The records:
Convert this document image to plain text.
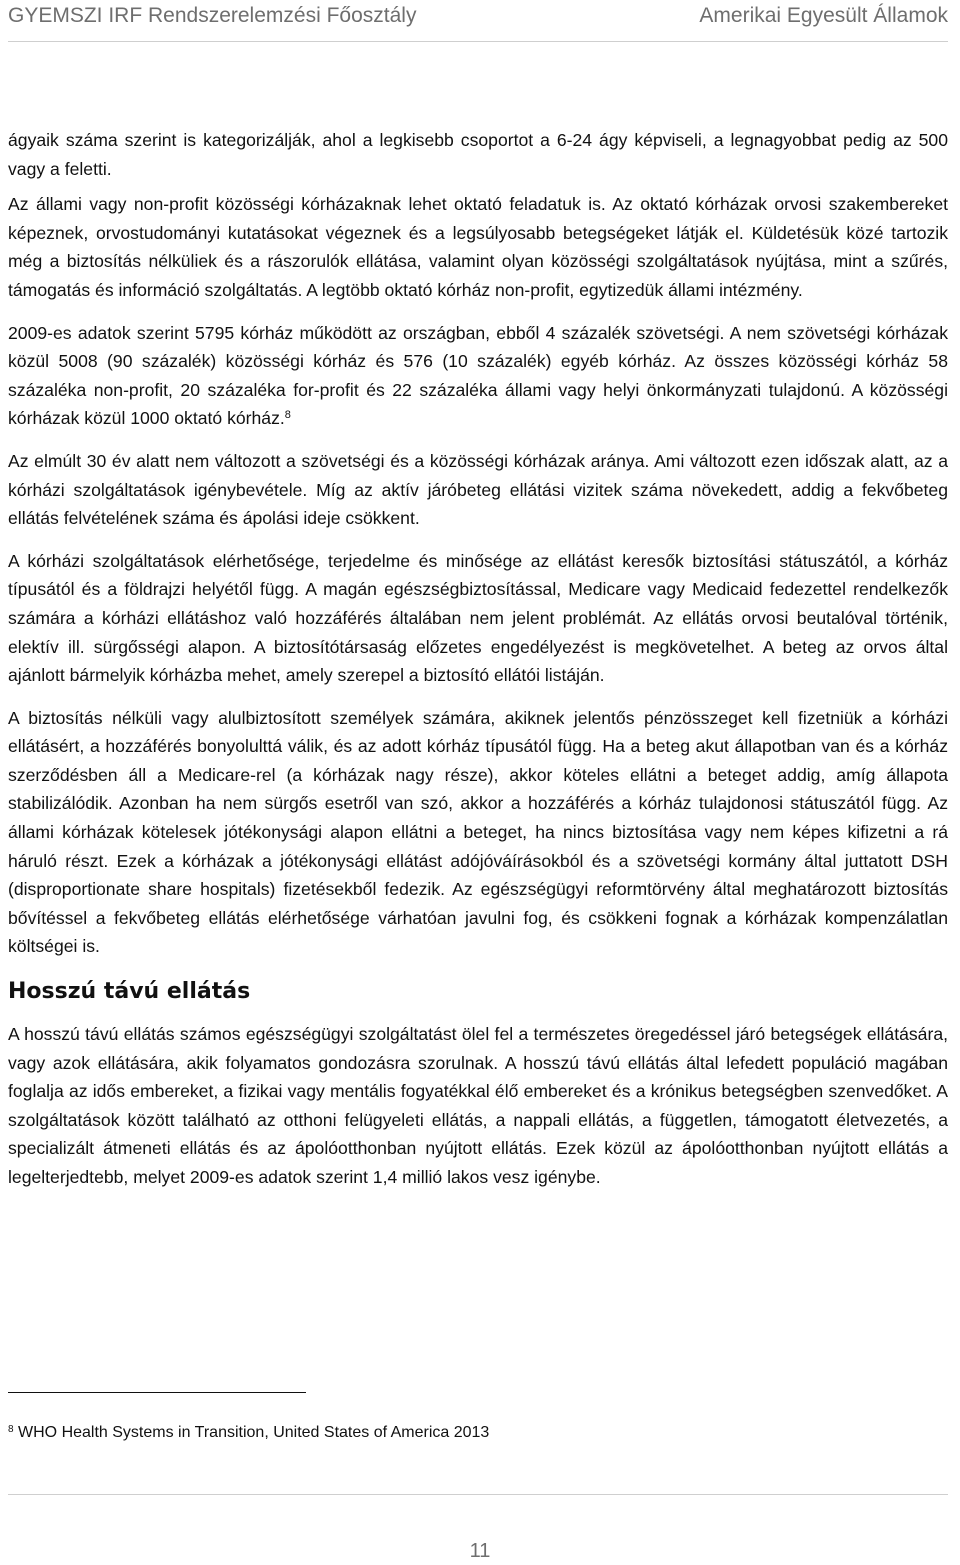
GYEMSZI IRF Rendszerelemzési Főosztály	Amerikai Egyesült Államok

ágyaik száma szerint is kategorizálják, ahol a legkisebb csoportot a 6-24 ágy képviseli, a legnagyobbat pedig az 500 vagy a feletti.

Az állami vagy non-profit közösségi kórházaknak lehet oktató feladatuk is. Az oktató kórházak orvosi szakembereket képeznek, orvostudományi kutatásokat végeznek és a legsúlyosabb betegségeket látják el. Küldetésük közé tartozik még a biztosítás nélküliek és a rászorulók ellátása, valamint olyan közösségi szolgáltatások nyújtása, mint a szűrés, támogatás és információ szolgáltatás. A legtöbb oktató kórház non-profit, egytizedük állami intézmény.

2009-es adatok szerint 5795 kórház működött az országban, ebből 4 százalék szövetségi. A nem szövetségi kórházak közül 5008 (90 százalék) közösségi kórház és 576 (10 százalék) egyéb kórház. Az összes közösségi kórház 58 százaléka non-profit, 20 százaléka for-profit és 22 százaléka állami vagy helyi önkormányzati tulajdonú. A közösségi kórházak közül 1000 oktató kórház.$^8$

Az elmúlt 30 év alatt nem változott a szövetségi és a közösségi kórházak aránya. Ami változott ezen időszak alatt, az a kórházi szolgáltatások igénybevétele. Míg az aktív járóbeteg ellátási vizitek száma növekedett, addig a fekvőbeteg ellátás felvételének száma és ápolási ideje csökkent.

A kórházi szolgáltatások elérhetősége, terjedelme és minősége az ellátást keresők biztosítási státuszától, a kórház típusától és a földrajzi helyétől függ. A magán egészségbiztosítással, Medicare vagy Medicaid fedezettel rendelkezők számára a kórházi ellátáshoz való hozzáférés általában nem jelent problémát. Az ellátás orvosi beutalóval történik, elektív ill. sürgősségi alapon. A biztosítótársaság előzetes engedélyezést is megkövetelhet. A beteg az orvos által ajánlott bármelyik kórházba mehet, amely szerepel a biztosító ellátói listáján.

A biztosítás nélküli vagy alulbiztosított személyek számára, akiknek jelentős pénzösszeget kell fizetniük a kórházi ellátásért, a hozzáférés bonyolulttá válik, és az adott kórház típusától függ. Ha a beteg akut állapotban van és a kórház szerződésben áll a Medicare-rel (a kórházak nagy része), akkor köteles ellátni a beteget addig, amíg állapota stabilizálódik. Azonban ha nem sürgős esetről van szó, akkor a hozzáférés a kórház tulajdonosi státuszától függ. Az állami kórházak kötelesek jótékonysági alapon ellátni a beteget, ha nincs biztosítása vagy nem képes kifizetni a rá háruló részt. Ezek a kórházak a jótékonysági ellátást adójóváírásokból és a szövetségi kormány által juttatott DSH (disproportionate share hospitals) fizetésekből fedezik. Az egészségügyi reformtörvény által meghatározott biztosítás bővítéssel a fekvőbeteg ellátás elérhetősége várhatóan javulni fog, és csökkeni fognak a kórházak kompenzálatlan költségei is.

Hosszú távú ellátás

A hosszú távú ellátás számos egészségügyi szolgáltatást ölel fel a természetes öregedéssel járó betegségek ellátására, vagy azok ellátására, akik folyamatos gondozásra szorulnak. A hosszú távú ellátás által lefedett populáció magában foglalja az idős embereket, a fizikai vagy mentális fogyatékkal élő embereket és a krónikus betegségben szenvedőket. A szolgáltatások között található az otthoni felügyeleti ellátás, a nappali ellátás, a független, támogatott életvezetés, a specializált átmeneti ellátás és az ápolóotthonban nyújtott ellátás. Ezek közül az ápolóotthonban nyújtott ellátás a legelterjedtebb, melyet 2009-es adatok szerint 1,4 millió lakos vesz igénybe.

$^8$ WHO Health Systems in Transition, United States of America 2013
11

Task: Reproduce each line of the records exactly, and omit every picture.

Answer in full:
Convert this document image to plain text.
GYEMSZI IRF Rendszerelemzési Főosztály	Amerikai Egyesült Államok

ágyaik száma szerint is kategorizálják, ahol a legkisebb csoportot a 6-24 ágy képviseli, a legnagyobbat pedig az 500 vagy a feletti.

Az állami vagy non-profit közösségi kórházaknak lehet oktató feladatuk is. Az oktató kórházak orvosi szakembereket képeznek, orvostudományi kutatásokat végeznek és a legsúlyosabb betegségeket látják el. Küldetésük közé tartozik még a biztosítás nélküliek és a rászorulók ellátása, valamint olyan közösségi szolgáltatások nyújtása, mint a szűrés, támogatás és információ szolgáltatás. A legtöbb oktató kórház non-profit, egytizedük állami intézmény.

2009-es adatok szerint 5795 kórház működött az országban, ebből 4 százalék szövetségi. A nem szövetségi kórházak közül 5008 (90 százalék) közösségi kórház és 576 (10 százalék) egyéb kórház. Az összes közösségi kórház 58 százaléka non-profit, 20 százaléka for-profit és 22 százaléka állami vagy helyi önkormányzati tulajdonú. A közösségi kórházak közül 1000 oktató kórház.$^8$

Az elmúlt 30 év alatt nem változott a szövetségi és a közösségi kórházak aránya. Ami változott ezen időszak alatt, az a kórházi szolgáltatások igénybevétele. Míg az aktív járóbeteg ellátási vizitek száma növekedett, addig a fekvőbeteg ellátás felvételének száma és ápolási ideje csökkent.

A kórházi szolgáltatások elérhetősége, terjedelme és minősége az ellátást keresők biztosítási státuszától, a kórház típusától és a földrajzi helyétől függ. A magán egészségbiztosítással, Medicare vagy Medicaid fedezettel rendelkezők számára a kórházi ellátáshoz való hozzáférés általában nem jelent problémát. Az ellátás orvosi beutalóval történik, elektív ill. sürgősségi alapon. A biztosítótársaság előzetes engedélyezést is megkövetelhet. A beteg az orvos által ajánlott bármelyik kórházba mehet, amely szerepel a biztosító ellátói listáján.

A biztosítás nélküli vagy alulbiztosított személyek számára, akiknek jelentős pénzösszeget kell fizetniük a kórházi ellátásért, a hozzáférés bonyolulttá válik, és az adott kórház típusától függ. Ha a beteg akut állapotban van és a kórház szerződésben áll a Medicare-rel (a kórházak nagy része), akkor köteles ellátni a beteget addig, amíg állapota stabilizálódik. Azonban ha nem sürgős esetről van szó, akkor a hozzáférés a kórház tulajdonosi státuszától függ. Az állami kórházak kötelesek jótékonysági alapon ellátni a beteget, ha nincs biztosítása vagy nem képes kifizetni a rá háruló részt. Ezek a kórházak a jótékonysági ellátást adójóváírásokból és a szövetségi kormány által juttatott DSH (disproportionate share hospitals) fizetésekből fedezik. Az egészségügyi reformtörvény által meghatározott biztosítás bővítéssel a fekvőbeteg ellátás elérhetősége várhatóan javulni fog, és csökkeni fognak a kórházak kompenzálatlan költségei is.

Hosszú távú ellátás

A hosszú távú ellátás számos egészségügyi szolgáltatást ölel fel a természetes öregedéssel járó betegségek ellátására, vagy azok ellátására, akik folyamatos gondozásra szorulnak. A hosszú távú ellátás által lefedett populáció magában foglalja az idős embereket, a fizikai vagy mentális fogyatékkal élő embereket és a krónikus betegségben szenvedőket. A szolgáltatások között található az otthoni felügyeleti ellátás, a nappali ellátás, a független, támogatott életvezetés, a specializált átmeneti ellátás és az ápolóotthonban nyújtott ellátás. Ezek közül az ápolóotthonban nyújtott ellátás a legelterjedtebb, melyet 2009-es adatok szerint 1,4 millió lakos vesz igénybe.

$^8$ WHO Health Systems in Transition, United States of America 2013
11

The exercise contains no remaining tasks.